* [GOAL OF THE EXERCISE]:
Find the word "rank" in the listing; pull out each line holding it.

* [SUPPLIED DATA]:
▬▬▬
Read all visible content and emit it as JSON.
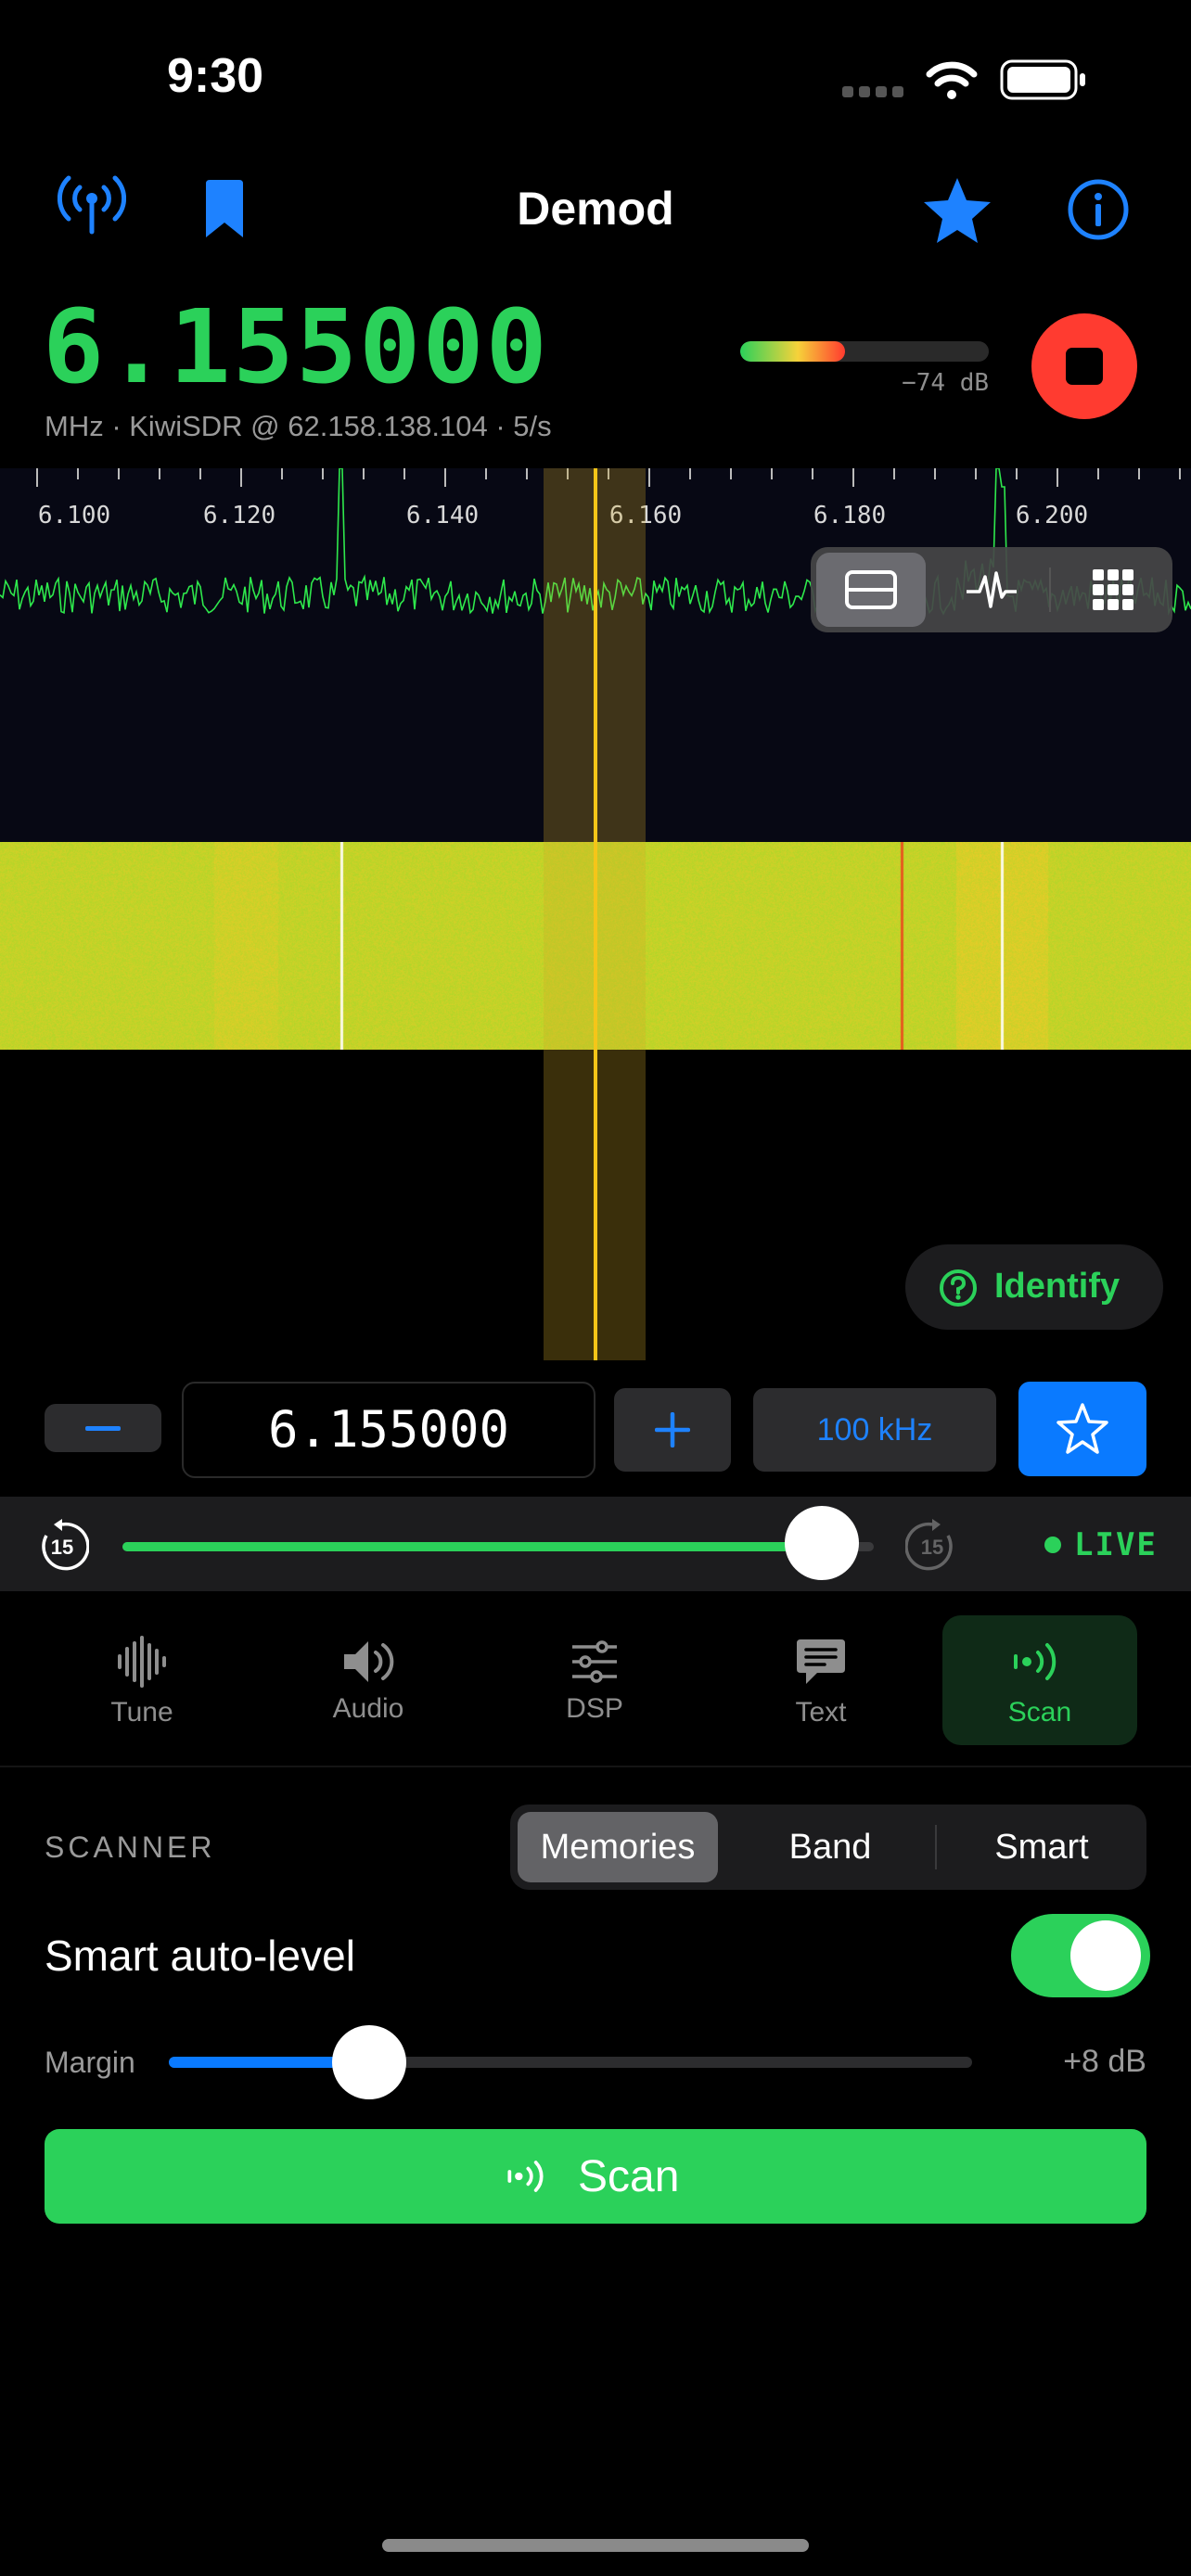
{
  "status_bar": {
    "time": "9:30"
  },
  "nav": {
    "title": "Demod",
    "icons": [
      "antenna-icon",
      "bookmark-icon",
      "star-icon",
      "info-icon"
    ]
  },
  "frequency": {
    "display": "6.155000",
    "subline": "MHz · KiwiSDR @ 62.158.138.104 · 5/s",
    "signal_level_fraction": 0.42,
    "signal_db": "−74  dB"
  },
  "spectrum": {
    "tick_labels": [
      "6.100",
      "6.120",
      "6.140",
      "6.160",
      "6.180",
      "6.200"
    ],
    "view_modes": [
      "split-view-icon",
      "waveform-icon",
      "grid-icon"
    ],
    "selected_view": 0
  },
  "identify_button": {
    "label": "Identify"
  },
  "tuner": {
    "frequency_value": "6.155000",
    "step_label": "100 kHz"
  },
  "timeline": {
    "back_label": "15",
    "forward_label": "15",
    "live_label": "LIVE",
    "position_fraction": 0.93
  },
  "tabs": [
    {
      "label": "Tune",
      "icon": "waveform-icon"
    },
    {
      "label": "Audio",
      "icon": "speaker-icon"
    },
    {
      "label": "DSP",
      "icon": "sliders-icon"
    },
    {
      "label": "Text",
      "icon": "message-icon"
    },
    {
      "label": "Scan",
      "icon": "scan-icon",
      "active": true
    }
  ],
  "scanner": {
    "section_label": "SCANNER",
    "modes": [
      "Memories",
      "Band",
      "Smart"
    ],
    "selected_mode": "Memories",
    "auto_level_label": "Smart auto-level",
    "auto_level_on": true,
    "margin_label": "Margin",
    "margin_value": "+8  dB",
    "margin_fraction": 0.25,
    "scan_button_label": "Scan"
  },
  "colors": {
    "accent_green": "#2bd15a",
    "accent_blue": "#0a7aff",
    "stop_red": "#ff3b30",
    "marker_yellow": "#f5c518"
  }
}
▬▬▬
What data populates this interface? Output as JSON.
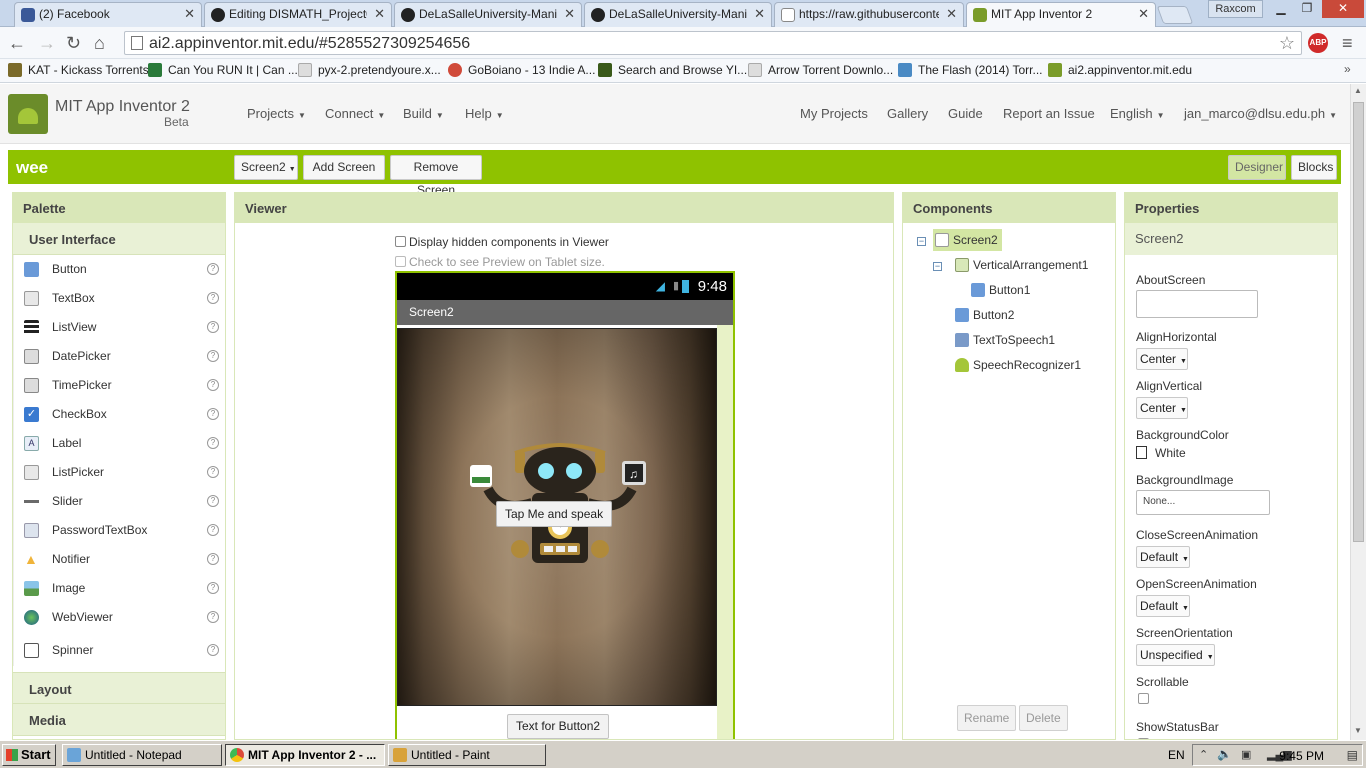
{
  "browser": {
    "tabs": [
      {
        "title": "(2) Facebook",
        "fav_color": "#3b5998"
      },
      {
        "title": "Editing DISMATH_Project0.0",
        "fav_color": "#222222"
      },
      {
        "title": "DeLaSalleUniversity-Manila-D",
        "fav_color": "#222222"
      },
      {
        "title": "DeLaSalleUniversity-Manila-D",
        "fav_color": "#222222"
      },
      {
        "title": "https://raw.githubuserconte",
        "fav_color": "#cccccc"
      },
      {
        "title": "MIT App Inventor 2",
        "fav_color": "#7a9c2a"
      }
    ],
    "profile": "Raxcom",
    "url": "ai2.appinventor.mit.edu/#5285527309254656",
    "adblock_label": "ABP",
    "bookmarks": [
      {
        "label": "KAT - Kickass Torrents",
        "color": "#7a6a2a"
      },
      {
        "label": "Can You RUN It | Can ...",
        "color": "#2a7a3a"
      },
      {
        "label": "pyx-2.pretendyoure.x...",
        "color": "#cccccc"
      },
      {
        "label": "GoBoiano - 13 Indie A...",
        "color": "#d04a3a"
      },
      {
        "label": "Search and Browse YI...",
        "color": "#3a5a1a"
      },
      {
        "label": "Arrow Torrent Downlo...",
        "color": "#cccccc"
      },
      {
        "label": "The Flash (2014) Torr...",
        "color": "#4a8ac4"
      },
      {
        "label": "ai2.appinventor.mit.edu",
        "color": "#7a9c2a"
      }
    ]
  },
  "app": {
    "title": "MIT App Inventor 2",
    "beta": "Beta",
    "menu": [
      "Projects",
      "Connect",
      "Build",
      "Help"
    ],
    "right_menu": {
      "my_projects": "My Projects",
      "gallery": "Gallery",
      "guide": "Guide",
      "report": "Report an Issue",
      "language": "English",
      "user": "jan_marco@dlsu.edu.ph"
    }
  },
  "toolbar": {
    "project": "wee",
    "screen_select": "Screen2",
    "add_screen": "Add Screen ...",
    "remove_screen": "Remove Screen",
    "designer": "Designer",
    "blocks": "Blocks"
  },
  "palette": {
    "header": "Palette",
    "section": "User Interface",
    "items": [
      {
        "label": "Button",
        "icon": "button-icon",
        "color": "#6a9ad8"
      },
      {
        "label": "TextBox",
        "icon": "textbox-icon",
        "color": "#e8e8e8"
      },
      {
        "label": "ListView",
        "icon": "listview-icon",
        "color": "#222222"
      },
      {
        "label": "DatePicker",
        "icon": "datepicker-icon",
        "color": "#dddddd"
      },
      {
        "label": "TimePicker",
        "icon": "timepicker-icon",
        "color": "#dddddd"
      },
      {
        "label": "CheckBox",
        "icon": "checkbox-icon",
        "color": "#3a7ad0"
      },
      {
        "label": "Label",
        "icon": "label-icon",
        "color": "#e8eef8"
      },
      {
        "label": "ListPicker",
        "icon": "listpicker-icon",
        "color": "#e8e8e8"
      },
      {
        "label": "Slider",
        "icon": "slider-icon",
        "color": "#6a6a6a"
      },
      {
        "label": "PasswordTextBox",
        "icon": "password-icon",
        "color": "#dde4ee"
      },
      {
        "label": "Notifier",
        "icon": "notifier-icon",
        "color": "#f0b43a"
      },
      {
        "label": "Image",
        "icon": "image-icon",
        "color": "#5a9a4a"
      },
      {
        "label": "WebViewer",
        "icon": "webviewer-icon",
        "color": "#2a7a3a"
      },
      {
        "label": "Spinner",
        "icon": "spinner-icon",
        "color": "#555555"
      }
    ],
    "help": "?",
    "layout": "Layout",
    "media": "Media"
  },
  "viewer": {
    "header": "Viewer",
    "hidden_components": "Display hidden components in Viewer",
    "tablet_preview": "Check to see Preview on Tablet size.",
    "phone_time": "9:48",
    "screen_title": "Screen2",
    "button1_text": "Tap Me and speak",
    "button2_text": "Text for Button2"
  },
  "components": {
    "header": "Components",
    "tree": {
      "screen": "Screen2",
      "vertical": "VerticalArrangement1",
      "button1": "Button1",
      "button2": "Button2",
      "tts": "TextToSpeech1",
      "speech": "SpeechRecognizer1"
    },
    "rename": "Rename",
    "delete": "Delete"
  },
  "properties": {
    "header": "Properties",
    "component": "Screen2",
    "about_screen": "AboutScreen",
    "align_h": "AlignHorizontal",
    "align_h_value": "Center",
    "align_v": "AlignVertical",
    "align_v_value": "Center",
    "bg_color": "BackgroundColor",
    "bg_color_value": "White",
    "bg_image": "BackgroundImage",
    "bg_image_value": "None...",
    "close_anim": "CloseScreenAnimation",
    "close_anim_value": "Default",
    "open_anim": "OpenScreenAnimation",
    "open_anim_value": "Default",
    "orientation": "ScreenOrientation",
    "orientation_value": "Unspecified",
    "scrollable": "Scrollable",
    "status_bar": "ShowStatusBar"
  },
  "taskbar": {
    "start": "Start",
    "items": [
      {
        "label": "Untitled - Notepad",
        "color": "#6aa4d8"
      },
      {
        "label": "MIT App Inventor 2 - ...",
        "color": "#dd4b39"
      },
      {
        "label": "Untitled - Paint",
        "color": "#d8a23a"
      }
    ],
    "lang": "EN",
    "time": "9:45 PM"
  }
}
▬▬▬
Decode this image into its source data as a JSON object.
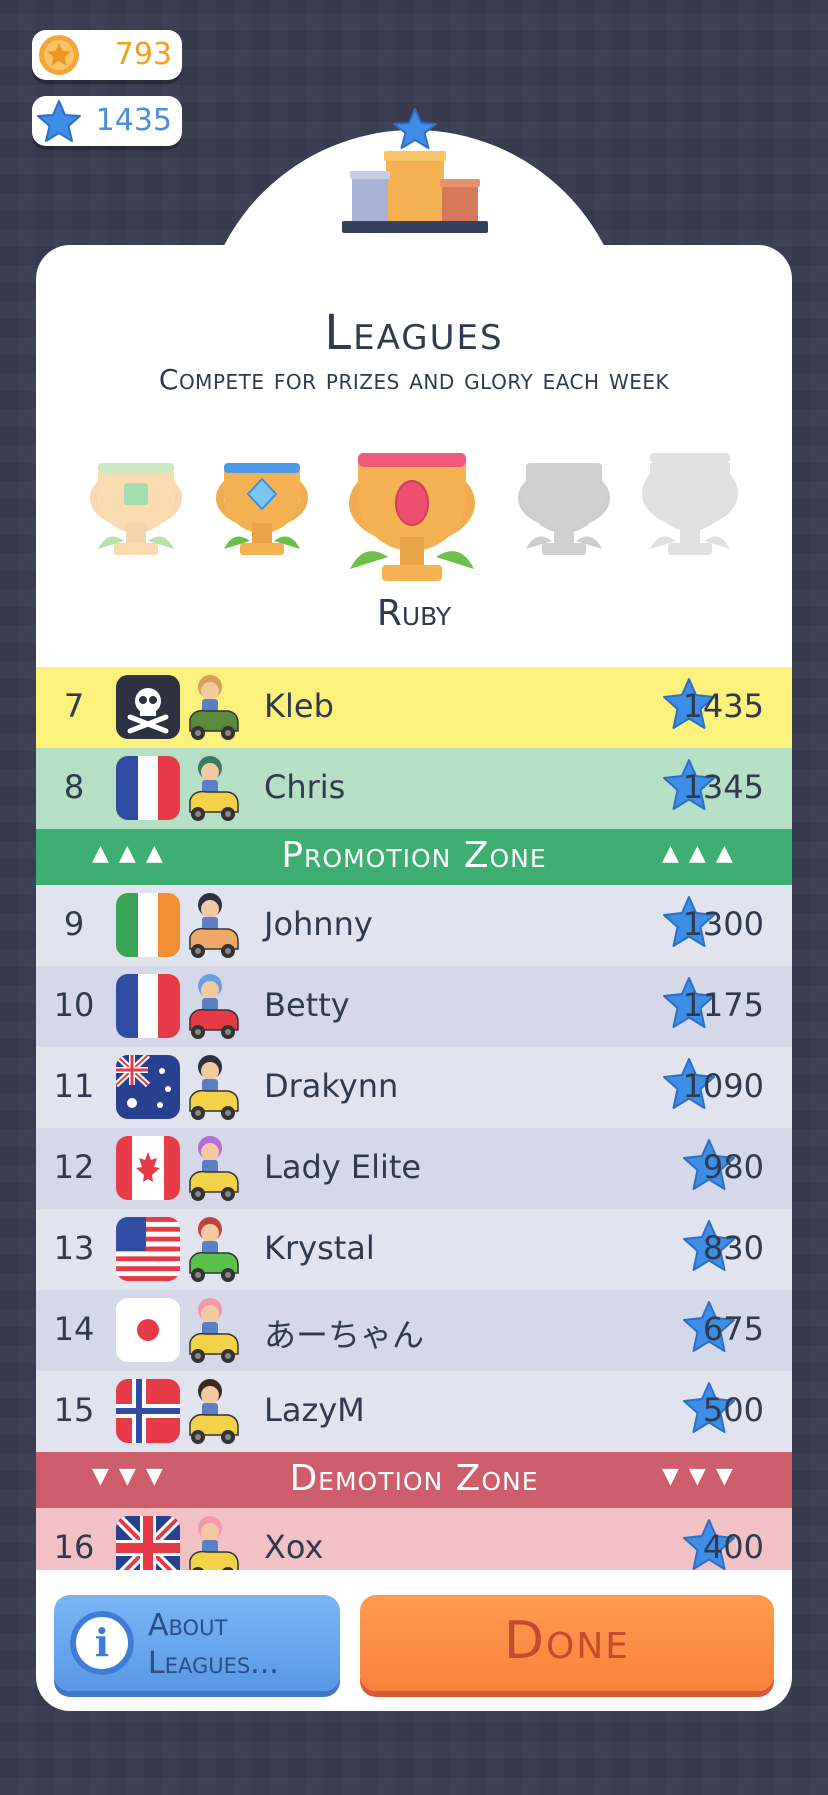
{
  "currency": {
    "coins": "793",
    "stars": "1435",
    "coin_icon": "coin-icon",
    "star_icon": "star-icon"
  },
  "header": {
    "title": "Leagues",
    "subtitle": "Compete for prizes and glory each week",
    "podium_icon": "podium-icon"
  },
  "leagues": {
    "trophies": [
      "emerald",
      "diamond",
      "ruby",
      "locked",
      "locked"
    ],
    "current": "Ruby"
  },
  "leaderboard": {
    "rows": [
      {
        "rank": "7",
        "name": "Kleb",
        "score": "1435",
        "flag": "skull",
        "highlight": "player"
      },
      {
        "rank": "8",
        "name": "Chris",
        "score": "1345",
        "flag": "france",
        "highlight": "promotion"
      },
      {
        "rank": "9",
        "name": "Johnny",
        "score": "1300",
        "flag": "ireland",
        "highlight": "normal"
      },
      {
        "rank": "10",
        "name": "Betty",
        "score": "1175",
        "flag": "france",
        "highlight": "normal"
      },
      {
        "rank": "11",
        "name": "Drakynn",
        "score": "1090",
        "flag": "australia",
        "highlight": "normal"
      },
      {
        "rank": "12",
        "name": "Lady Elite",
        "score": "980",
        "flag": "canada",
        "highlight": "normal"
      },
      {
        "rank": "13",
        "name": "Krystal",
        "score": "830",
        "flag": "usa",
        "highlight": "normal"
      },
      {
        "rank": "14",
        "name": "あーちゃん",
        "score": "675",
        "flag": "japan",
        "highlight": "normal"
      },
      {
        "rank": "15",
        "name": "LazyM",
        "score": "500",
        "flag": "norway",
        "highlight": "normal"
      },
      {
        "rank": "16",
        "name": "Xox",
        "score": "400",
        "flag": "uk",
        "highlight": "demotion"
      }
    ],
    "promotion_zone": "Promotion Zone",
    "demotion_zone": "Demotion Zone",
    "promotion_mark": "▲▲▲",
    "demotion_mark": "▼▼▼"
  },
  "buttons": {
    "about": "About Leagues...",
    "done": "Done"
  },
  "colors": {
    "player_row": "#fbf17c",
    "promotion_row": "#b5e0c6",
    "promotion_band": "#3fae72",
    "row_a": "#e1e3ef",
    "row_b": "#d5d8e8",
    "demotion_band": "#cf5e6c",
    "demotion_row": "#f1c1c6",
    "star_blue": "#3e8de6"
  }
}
▬▬▬
* [RESULT OF THIS EXERCISE]:
        "rank": "7",
        "rank": "8",
        "rank": "9",
        "rank": "10",
        "rank": "11",
        "rank": "12",
        "rank": "13",
        "rank": "14",
        "rank": "15",
        "rank": "16",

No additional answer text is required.